OBJECTIVE
What lines of the data hold the string "zewnętrzne"? Pull each one out.

== DATA TO USE ==

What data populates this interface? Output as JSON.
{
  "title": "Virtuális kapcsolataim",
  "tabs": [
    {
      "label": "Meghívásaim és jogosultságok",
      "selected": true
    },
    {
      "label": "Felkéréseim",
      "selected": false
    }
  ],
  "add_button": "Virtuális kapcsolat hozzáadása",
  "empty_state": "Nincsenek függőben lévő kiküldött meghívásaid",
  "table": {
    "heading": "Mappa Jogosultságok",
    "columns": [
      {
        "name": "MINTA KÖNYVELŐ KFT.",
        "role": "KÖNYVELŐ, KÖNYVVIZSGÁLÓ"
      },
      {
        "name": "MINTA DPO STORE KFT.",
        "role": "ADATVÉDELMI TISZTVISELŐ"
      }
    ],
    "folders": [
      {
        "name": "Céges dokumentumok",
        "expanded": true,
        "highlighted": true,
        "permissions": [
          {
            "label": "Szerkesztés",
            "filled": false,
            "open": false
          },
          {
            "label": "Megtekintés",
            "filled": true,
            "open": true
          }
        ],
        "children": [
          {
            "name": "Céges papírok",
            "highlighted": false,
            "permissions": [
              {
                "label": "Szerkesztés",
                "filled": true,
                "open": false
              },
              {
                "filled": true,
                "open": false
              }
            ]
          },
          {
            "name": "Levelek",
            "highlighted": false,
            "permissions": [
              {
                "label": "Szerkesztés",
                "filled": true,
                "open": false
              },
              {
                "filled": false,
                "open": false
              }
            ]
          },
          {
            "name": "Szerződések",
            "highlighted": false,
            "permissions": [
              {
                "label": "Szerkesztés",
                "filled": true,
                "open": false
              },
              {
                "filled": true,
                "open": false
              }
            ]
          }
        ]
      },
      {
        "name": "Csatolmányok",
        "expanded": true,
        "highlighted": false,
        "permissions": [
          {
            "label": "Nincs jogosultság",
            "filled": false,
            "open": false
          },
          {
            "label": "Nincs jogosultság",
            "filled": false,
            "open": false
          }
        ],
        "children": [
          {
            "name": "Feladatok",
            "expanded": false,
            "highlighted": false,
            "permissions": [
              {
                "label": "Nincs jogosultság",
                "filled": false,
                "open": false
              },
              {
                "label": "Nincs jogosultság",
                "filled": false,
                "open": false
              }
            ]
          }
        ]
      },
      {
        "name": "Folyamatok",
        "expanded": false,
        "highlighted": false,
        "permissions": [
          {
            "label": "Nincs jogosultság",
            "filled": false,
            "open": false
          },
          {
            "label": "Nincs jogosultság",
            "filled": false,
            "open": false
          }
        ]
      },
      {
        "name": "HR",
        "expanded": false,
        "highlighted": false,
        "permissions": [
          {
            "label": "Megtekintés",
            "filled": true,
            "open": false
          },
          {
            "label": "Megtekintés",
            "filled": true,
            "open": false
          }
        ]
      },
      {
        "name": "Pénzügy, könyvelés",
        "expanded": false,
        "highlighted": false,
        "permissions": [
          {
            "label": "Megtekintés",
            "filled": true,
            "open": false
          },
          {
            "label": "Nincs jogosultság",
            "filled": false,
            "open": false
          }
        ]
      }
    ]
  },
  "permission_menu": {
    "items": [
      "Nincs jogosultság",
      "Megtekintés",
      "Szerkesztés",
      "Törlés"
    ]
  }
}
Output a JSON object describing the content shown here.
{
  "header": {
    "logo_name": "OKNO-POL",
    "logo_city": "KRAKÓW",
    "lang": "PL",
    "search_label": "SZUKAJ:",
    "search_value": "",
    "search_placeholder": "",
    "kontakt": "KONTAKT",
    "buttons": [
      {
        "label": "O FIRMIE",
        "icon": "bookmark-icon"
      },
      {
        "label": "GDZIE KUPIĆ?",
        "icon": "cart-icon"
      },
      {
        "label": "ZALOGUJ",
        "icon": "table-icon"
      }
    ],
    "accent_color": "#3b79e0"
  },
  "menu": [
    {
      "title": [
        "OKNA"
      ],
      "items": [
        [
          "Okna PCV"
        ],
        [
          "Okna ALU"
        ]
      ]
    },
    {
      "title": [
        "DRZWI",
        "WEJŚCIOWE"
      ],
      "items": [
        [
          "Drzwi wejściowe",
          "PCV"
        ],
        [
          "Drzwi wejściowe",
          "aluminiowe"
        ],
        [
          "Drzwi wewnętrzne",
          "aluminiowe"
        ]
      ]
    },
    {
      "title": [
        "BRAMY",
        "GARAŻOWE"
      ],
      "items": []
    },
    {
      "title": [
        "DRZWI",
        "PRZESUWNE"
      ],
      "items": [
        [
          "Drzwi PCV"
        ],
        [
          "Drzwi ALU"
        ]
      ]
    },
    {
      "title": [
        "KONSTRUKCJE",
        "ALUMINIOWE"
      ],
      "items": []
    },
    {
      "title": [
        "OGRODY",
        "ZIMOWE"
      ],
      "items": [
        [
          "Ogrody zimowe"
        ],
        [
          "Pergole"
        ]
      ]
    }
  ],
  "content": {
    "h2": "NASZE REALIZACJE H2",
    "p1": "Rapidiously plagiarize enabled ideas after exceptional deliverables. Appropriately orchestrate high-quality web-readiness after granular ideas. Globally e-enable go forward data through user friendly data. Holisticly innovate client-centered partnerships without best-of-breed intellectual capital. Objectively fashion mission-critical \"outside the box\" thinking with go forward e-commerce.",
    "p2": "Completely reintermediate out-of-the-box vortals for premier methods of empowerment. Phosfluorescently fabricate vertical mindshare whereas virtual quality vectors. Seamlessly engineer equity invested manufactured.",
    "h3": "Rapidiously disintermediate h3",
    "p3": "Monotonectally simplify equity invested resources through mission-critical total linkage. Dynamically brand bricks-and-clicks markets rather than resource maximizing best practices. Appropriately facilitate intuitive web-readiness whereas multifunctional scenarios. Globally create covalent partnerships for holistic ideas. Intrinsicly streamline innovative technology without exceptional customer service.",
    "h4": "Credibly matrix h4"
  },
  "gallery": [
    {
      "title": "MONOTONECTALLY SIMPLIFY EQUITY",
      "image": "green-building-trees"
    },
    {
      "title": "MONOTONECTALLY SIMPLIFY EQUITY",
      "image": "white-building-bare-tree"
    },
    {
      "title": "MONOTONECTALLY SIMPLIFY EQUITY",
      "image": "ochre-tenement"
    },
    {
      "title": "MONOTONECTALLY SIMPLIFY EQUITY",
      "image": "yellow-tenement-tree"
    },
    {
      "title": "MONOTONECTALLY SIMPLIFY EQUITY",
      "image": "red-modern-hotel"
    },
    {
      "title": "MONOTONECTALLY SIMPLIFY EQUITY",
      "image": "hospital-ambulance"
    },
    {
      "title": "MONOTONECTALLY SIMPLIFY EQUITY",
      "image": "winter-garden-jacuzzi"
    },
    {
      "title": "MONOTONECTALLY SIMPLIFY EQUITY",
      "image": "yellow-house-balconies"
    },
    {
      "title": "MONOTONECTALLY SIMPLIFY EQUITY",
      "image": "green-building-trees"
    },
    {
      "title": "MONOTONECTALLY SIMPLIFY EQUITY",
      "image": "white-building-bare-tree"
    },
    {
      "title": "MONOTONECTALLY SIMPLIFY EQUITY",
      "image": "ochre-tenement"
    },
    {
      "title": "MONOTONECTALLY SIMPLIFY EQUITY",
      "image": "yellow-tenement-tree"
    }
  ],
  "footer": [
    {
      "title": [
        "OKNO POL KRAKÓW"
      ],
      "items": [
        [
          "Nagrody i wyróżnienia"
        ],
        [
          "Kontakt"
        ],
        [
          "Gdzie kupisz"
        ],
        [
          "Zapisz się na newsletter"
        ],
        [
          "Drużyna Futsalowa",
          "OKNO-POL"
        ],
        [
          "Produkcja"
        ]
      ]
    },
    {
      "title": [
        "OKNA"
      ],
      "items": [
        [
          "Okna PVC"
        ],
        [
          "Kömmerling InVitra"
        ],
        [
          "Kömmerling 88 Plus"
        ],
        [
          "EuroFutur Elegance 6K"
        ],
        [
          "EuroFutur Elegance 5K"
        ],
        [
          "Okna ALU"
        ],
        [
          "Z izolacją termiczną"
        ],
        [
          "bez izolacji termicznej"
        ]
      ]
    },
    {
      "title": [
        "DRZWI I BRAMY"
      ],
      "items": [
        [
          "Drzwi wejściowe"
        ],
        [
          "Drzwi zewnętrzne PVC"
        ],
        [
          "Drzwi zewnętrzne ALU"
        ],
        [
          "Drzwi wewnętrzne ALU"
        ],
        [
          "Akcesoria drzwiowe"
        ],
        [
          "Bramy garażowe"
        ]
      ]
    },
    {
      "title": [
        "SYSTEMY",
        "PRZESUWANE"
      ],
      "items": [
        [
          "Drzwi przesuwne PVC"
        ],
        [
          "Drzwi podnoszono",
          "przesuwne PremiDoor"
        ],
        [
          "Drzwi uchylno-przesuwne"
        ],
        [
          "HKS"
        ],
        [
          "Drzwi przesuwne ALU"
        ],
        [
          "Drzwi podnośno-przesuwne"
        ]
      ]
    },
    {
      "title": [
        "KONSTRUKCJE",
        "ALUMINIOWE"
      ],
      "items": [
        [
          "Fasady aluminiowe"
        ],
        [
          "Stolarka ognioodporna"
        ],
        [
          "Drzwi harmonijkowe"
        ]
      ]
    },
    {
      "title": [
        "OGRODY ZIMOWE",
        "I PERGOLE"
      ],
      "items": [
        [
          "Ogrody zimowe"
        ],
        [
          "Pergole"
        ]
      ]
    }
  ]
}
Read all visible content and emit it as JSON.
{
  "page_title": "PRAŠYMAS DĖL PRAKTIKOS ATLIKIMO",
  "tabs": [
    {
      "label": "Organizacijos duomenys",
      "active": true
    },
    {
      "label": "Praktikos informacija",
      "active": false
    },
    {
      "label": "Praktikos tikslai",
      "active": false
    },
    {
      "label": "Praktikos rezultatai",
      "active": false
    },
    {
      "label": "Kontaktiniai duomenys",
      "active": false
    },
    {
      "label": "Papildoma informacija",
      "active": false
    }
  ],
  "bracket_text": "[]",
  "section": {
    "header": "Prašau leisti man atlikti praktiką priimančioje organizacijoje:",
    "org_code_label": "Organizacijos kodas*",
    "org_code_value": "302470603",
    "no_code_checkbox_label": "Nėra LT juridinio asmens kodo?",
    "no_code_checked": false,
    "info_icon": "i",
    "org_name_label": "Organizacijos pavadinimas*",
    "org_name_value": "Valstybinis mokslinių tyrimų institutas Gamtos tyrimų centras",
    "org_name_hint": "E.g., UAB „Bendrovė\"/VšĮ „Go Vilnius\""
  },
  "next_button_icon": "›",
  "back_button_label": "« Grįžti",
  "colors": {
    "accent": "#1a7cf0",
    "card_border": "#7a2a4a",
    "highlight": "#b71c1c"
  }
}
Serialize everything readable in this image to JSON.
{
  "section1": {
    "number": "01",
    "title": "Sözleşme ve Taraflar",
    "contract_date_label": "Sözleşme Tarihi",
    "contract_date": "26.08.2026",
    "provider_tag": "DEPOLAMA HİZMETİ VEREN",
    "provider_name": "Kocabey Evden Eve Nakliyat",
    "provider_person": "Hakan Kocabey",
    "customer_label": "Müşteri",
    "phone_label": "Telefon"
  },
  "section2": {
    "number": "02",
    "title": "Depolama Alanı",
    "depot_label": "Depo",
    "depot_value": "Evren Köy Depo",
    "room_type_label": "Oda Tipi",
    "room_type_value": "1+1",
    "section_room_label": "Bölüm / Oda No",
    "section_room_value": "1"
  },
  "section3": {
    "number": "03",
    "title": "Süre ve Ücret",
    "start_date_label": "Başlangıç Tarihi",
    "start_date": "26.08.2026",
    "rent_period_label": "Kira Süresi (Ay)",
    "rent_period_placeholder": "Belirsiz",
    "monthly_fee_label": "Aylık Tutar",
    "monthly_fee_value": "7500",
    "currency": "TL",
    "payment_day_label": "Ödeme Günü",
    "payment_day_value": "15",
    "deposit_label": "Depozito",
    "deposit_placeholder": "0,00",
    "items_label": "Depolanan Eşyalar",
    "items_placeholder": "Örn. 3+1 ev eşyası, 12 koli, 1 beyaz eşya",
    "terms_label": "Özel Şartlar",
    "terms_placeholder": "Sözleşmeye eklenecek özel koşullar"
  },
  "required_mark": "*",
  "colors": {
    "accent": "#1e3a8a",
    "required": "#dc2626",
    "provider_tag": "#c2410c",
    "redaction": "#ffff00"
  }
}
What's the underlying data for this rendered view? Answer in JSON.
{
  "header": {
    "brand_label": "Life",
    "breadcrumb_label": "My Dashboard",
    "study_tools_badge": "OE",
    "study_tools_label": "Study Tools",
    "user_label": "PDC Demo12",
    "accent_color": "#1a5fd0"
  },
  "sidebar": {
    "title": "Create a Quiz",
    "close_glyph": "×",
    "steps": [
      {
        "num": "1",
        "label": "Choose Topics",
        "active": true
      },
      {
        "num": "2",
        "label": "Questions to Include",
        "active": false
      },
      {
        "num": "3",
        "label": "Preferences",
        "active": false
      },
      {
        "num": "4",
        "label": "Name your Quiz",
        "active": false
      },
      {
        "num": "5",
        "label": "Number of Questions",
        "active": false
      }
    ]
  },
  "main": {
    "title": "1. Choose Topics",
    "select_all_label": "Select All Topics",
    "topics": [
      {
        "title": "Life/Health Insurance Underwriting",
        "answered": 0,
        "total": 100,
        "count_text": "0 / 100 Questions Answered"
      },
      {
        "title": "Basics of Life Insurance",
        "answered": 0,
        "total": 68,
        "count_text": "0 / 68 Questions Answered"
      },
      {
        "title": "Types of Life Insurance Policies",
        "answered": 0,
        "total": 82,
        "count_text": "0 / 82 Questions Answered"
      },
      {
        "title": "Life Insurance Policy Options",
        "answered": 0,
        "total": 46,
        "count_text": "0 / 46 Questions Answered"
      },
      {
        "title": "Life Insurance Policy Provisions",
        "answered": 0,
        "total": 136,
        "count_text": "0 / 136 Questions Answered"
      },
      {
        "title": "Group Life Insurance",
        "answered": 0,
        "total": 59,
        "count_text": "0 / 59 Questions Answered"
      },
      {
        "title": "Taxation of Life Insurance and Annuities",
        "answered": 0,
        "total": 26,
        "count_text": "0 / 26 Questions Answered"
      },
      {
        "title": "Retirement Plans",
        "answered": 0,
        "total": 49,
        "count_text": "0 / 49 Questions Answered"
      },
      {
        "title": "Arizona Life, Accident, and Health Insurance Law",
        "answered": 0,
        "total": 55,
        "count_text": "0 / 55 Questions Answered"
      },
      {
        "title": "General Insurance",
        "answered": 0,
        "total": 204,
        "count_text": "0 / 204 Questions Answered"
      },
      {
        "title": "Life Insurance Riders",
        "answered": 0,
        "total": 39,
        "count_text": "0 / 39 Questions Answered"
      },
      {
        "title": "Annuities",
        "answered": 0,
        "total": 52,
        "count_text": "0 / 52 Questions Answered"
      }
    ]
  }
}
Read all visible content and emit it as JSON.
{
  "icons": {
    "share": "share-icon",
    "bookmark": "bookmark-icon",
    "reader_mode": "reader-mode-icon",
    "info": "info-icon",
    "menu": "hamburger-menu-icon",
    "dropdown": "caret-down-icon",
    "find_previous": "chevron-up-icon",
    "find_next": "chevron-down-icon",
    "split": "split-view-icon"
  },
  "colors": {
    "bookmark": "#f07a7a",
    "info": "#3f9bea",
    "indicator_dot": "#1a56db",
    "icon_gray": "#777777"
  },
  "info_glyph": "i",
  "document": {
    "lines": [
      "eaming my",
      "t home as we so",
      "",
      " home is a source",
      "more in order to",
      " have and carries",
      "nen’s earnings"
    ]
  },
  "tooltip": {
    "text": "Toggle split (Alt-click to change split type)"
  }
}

===

EXERCISE SOLUTION
          "Drzwi zewnętrzne PVC"
          "Drzwi zewnętrzne ALU"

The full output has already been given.